Working at a busy startup, you don’t have the time or money to invest in finding the right person to fill a role. However, moving forward with the wrong team is one of the top reasons startups fail, demonstrating that building the right team from the start is absolutely crucial.

Despite this, HR can often take a back seat in the beginning stages of a startup. The first in-house recruiter could be someone who only has experience of being an interviewee. So how can you, as a first-time interviewer, get the most out of this important step in the hiring process and find the right person to join your growing organisation?

What are you Looking for in Your Next Employee?

Before you even invite anyone to an interview, you need to be really clear about what you want from your next hire. Are you only interested in candidates that tick every box for the job requirements? Or are you looking for someone who will complement the company culture and be really passionate about the work you do?

If you are leaning towards the latter, Guv Jassal, of niche IT recruiter, Washington Frank advises that “you should start to think about the kind of qualities you want in your next hire and identify the technical elements that could be learned ‘on the job’”.

Pre-interview Preparation Tips and Techniques

Once you’ve sifted through the job applications, picked your shortlist, and extended an invitation to interview, you need to make sure you stay focused on finding the ideal candidate for your needs. Once you get face to face with someone, it’s easy for your decision making to be swayed by who you like the most. You need to be careful that you don’t weed out the top talent based on who you like.

Before you sit down and talk, Marcus Franck, founder of the London-based startup, Franck Energy, shares his tip for making sure you concentrate on finding the right candidate; ”I always remind myself about the missions of our company, and revisit the responsibility that we have as a group and the values by which we operate”.

You may find it useful to write your questions ahead of time or if you wanted to interview in a more relaxed style, note down the topics you want to touch on and outline a general path to help you steer the conversation without any awkward fumbling.

Interview Questions to Ask Your Next Employee

It could be argued that interviews are the perfect place to assess a candidate’s personality, working style, and cultural fit. You have already read about their work experience and education in their initial application now is the time to dig beyond what limited information can be shared on paper.

An interview is your chance to assess a candidate’s cultural fit, personality, and values. You can use the following questions to make a judgment as to whether someone will complement your team and company culture:

  • What drives you to succeed in your professional life?
  • If you were an animal, what animal would you be and why?
  • How would your last supervisor describe you in three words?

To find out more about functional or technical skills, you could tailor the following questions around the role you are recruiting for:

  • How would you rate your key competencies for this job?

What you need to do:
1 - Answer these from the interviewing guide:
(a) What does the guide give as one of the top reasons startups fail?
(b) Which recruiter is Guv Jassal with?
(c) What is the name of the startup Marcus Franck founded?
2 - Repeat verbatim the part of the interviewing guide that opens with the words containing "Working at a" and closes with "Your Next Employee?".
Base your answers only on the interviewing guide.

Data segment:
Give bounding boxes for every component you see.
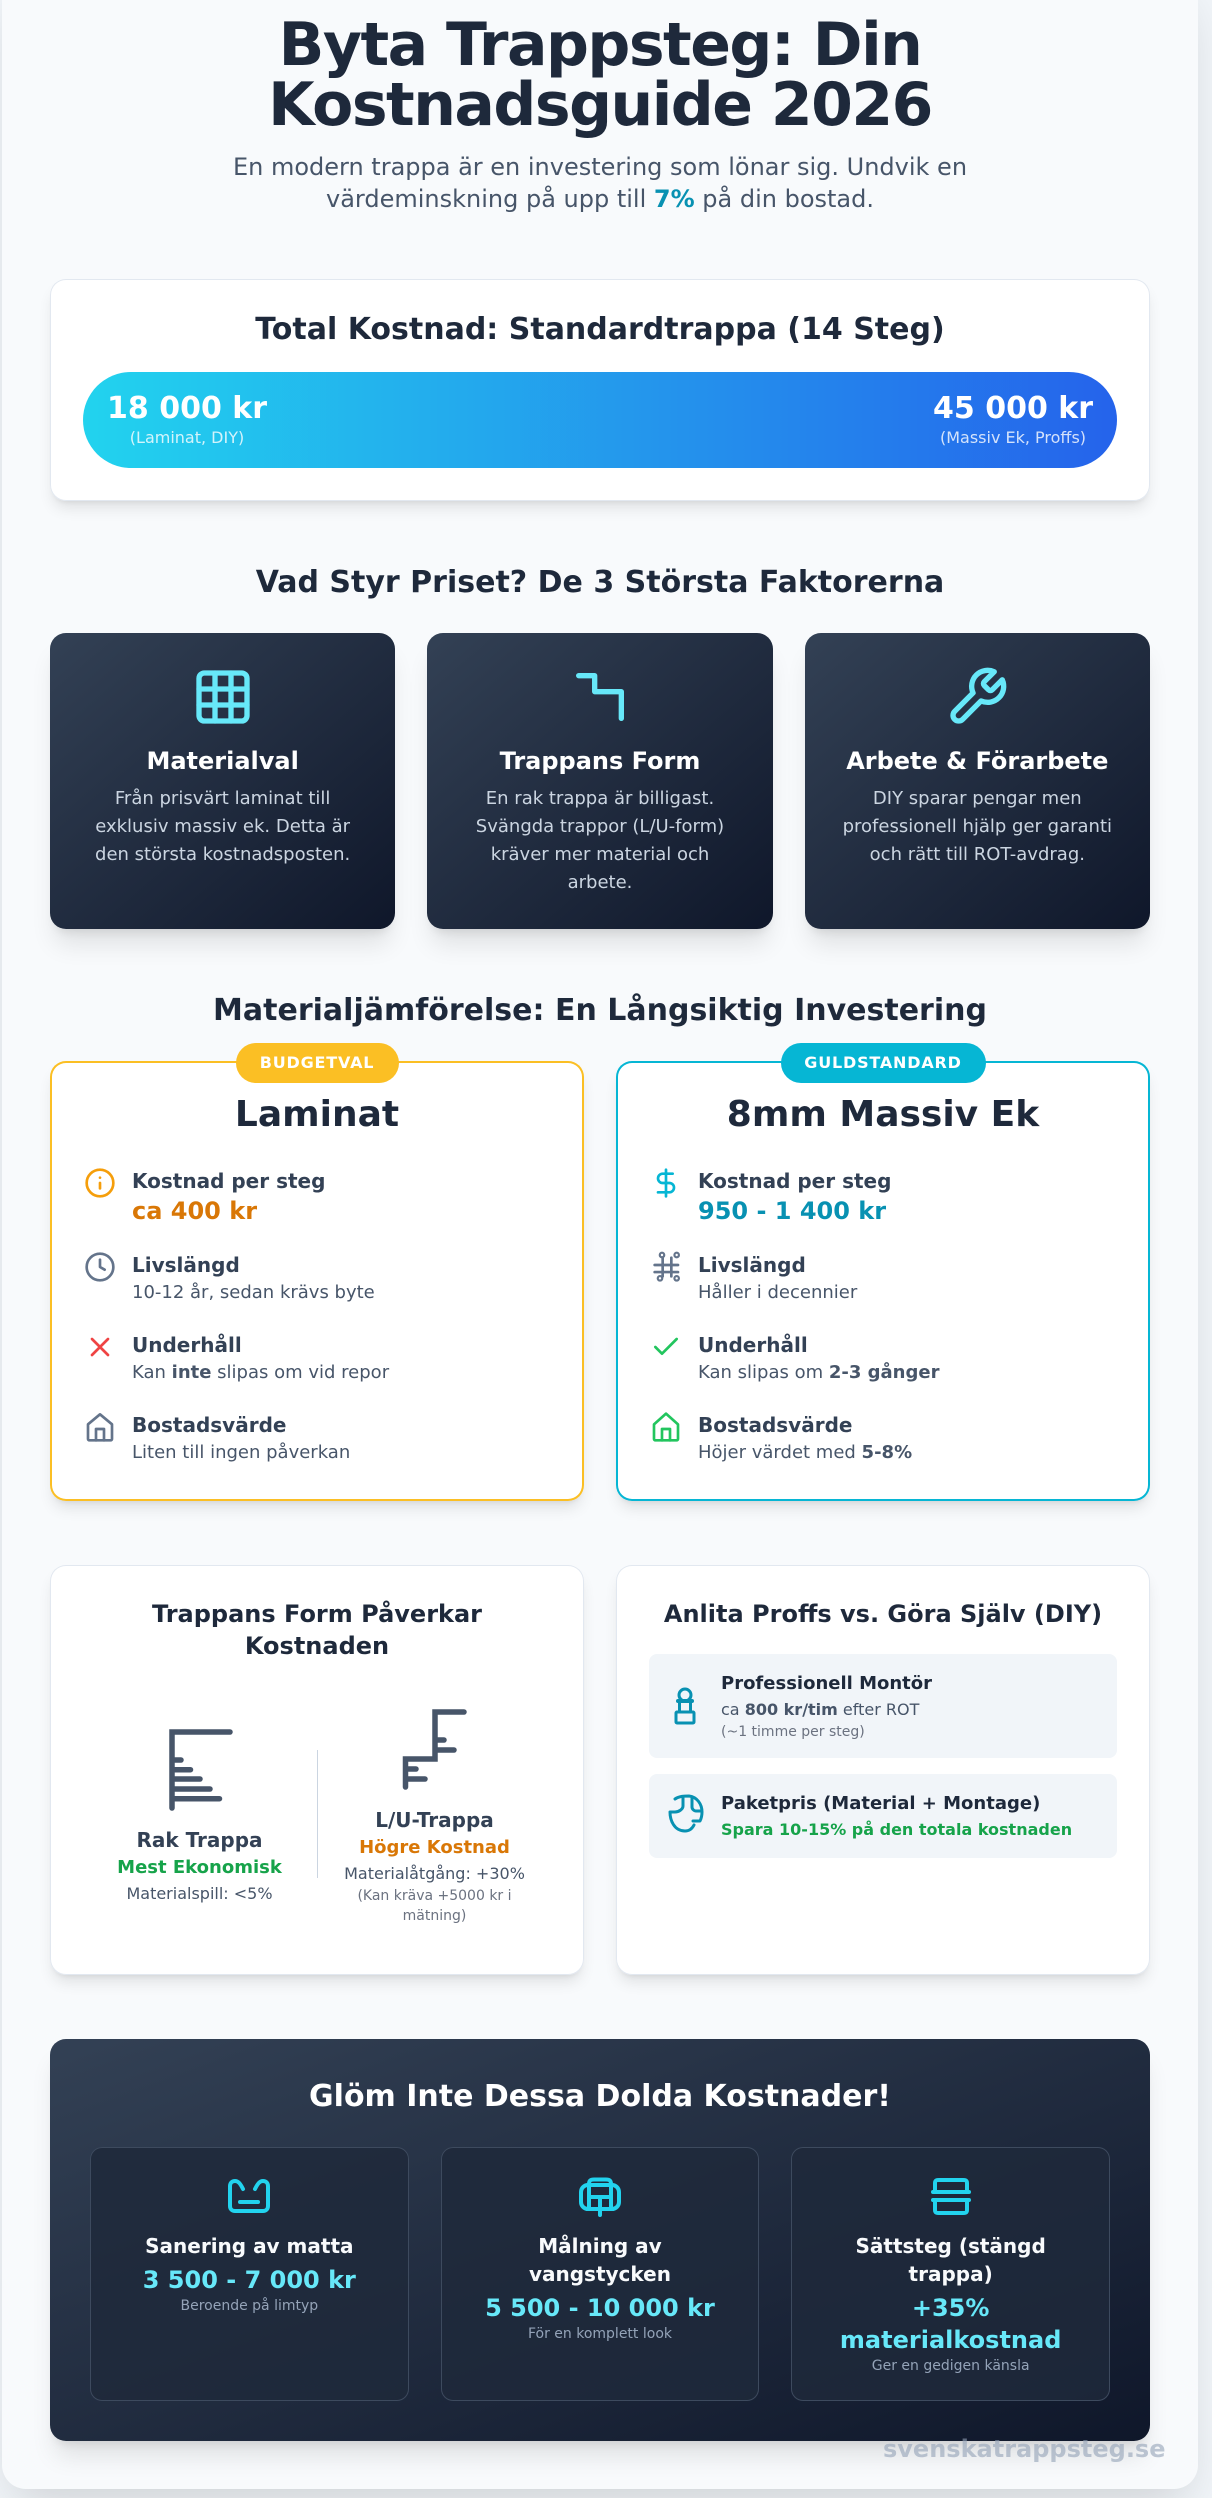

Results for the exercise:
1 -
(a) Moving forward with the wrong team.
(b) Washington Frank, a niche IT recruiter.
(c) Franck Energy, a London-based startup.

2 -
Working at a busy startup, you don’t have the time or money to invest in finding the right person to fill a role. However, moving forward with the wrong team is one of the top reasons startups fail, demonstrating that building the right team from the start is absolutely crucial.

Despite this, HR can often take a back seat in the beginning stages of a startup. The first in-house recruiter could be someone who only has experience of being an interviewee. So how can you, as a first-time interviewer, get the most out of this important step in the hiring process and find the right person to join your growing organisation?

What are you Looking for in Your Next Employee?